■ Stated problem 1
According to the Haiti article, why have the main gangs in the Port-au-Prince area banded together since February 29? Answer in one to three sentences.
■ Stated problem 2
Set down the Haiti article's text word for word, from "the Voice of" up to and including "this chaotic situation.".

The Spark

the Voice of
The Communist League of Revolutionary Workers–Internationalist

“The emancipation of the working class will only be achieved by the working class itself.”
— Karl Marx

Haiti:
Chaos, the Other Side of Capitalism!

Mar 25, 2024

Chaos, terror, “humanitarian” disaster, repeated assaults, massacre, state of emergency, airlifts, humanitarian corridor—all terms referring to a country “in a state of war” and which appear in the headlines of the international press to illustrate the situation, not in Ukraine or Russia or Palestine, but in Haiti. What these journalists and reporters describe reflects reality to some extent, but none of them has dared to point out the heavy responsibility of Western powers such as the United States and France in this chaotic situation.

Ariel Henry Gone, But the Gang Attacks Continue

In fact, since February 29, the main gangs in the metropolitan area of Port-au-Prince, Haiti’s capital, have banded together to launch assaults with a view to overthrowing the government of Ariel Henry, according to their spokesman, Jimmy Chérisier, alias Barbecue, a gang leader with a high profile in the national and international media.

■ Source excerpt
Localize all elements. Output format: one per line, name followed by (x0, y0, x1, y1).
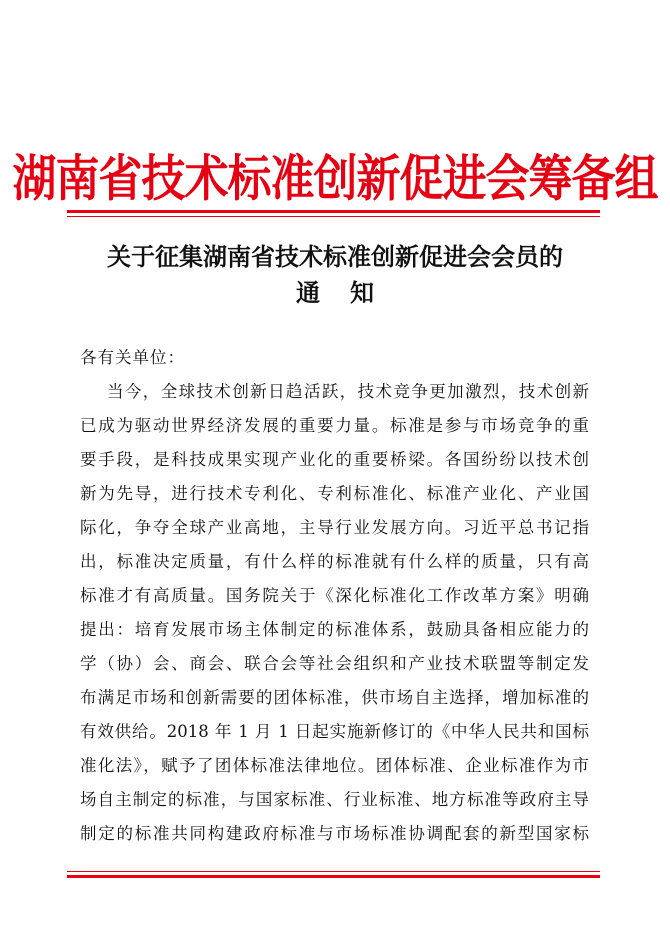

■ Exercise response 1
They joined forces to launch assaults aimed at overthrowing Ariel Henry's government. This aim is given by their spokesman, Jimmy Chérisier, known as Barbecue, a gang leader with a high profile in the national and international media.

■ Exercise response 2
the Voice of
The Communist League of Revolutionary Workers–Internationalist

“The emancipation of the working class will only be achieved by the working class itself.”
— Karl Marx

Haiti:
Chaos, the Other Side of Capitalism!

Mar 25, 2024

Chaos, terror, “humanitarian” disaster, repeated assaults, massacre, state of emergency, airlifts, humanitarian corridor—all terms referring to a country “in a state of war” and which appear in the headlines of the international press to illustrate the situation, not in Ukraine or Russia or Palestine, but in Haiti. What these journalists and reporters describe reflects reality to some extent, but none of them has dared to point out the heavy responsibility of Western powers such as the United States and France in this chaotic situation.